What is being asked:
Transcribe all the entries word for word, but omit the images.
__________
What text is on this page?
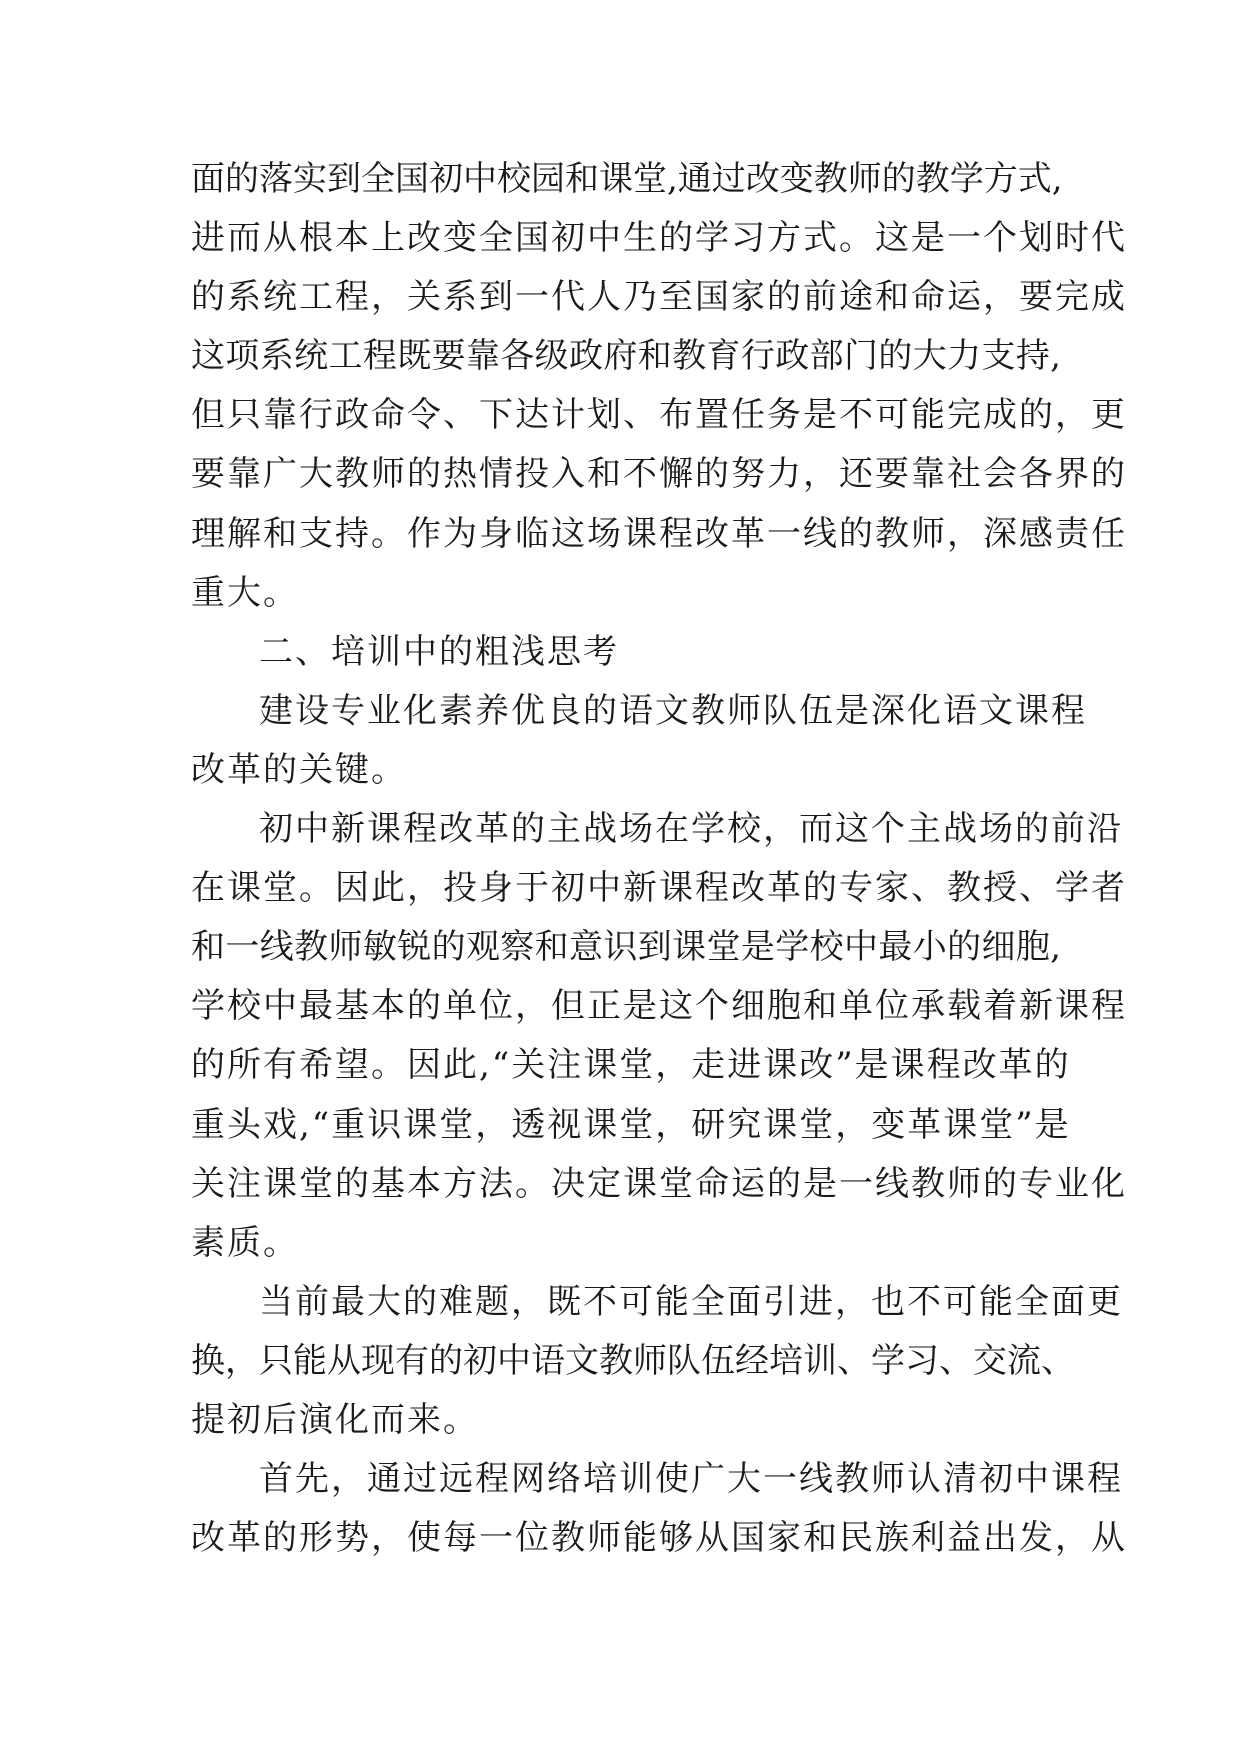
面的落实到全国初中校园和课堂,通过改变教师的教学方式,
进而从根本上改变全国初中生的学习方式。这是一个划时代
的系统工程，关系到一代人乃至国家的前途和命运，要完成
这项系统工程既要靠各级政府和教育行政部门的大力支持,
但只靠行政命令、下达计划、布置任务是不可能完成的，更
要靠广大教师的热情投入和不懈的努力，还要靠社会各界的
理解和支持。作为身临这场课程改革一线的教师，深感责任
重大。
二、培训中的粗浅思考
建设专业化素养优良的语文教师队伍是深化语文课程
改革的关键。
初中新课程改革的主战场在学校，而这个主战场的前沿
在课堂。因此，投身于初中新课程改革的专家、教授、学者
和一线教师敏锐的观察和意识到课堂是学校中最小的细胞,
学校中最基本的单位，但正是这个细胞和单位承载着新课程
的所有希望。因此,“关注课堂，走进课改”是课程改革的
重头戏,“重识课堂，透视课堂，研究课堂，变革课堂”是
关注课堂的基本方法。决定课堂命运的是一线教师的专业化
素质。
当前最大的难题，既不可能全面引进，也不可能全面更
换，只能从现有的初中语文教师队伍经培训、学习、交流、
提初后演化而来。
首先，通过远程网络培训使广大一线教师认清初中课程
改革的形势，使每一位教师能够从国家和民族利益出发，从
__________
Answer to the problem:
What text is on this page?
面的落实到全国初中校园和课堂,通过改变教师的教学方式,
进而从根本上改变全国初中生的学习方式。这是一个划时代
的系统工程，关系到一代人乃至国家的前途和命运，要完成
这项系统工程既要靠各级政府和教育行政部门的大力支持,
但只靠行政命令、下达计划、布置任务是不可能完成的，更
要靠广大教师的热情投入和不懈的努力，还要靠社会各界的
理解和支持。作为身临这场课程改革一线的教师，深感责任
重大。
二、培训中的粗浅思考
建设专业化素养优良的语文教师队伍是深化语文课程
改革的关键。
初中新课程改革的主战场在学校，而这个主战场的前沿
在课堂。因此，投身于初中新课程改革的专家、教授、学者
和一线教师敏锐的观察和意识到课堂是学校中最小的细胞,
学校中最基本的单位，但正是这个细胞和单位承载着新课程
的所有希望。因此,“关注课堂，走进课改”是课程改革的
重头戏,“重识课堂，透视课堂，研究课堂，变革课堂”是
关注课堂的基本方法。决定课堂命运的是一线教师的专业化
素质。
当前最大的难题，既不可能全面引进，也不可能全面更
换，只能从现有的初中语文教师队伍经培训、学习、交流、
提初后演化而来。
首先，通过远程网络培训使广大一线教师认清初中课程
改革的形势，使每一位教师能够从国家和民族利益出发，从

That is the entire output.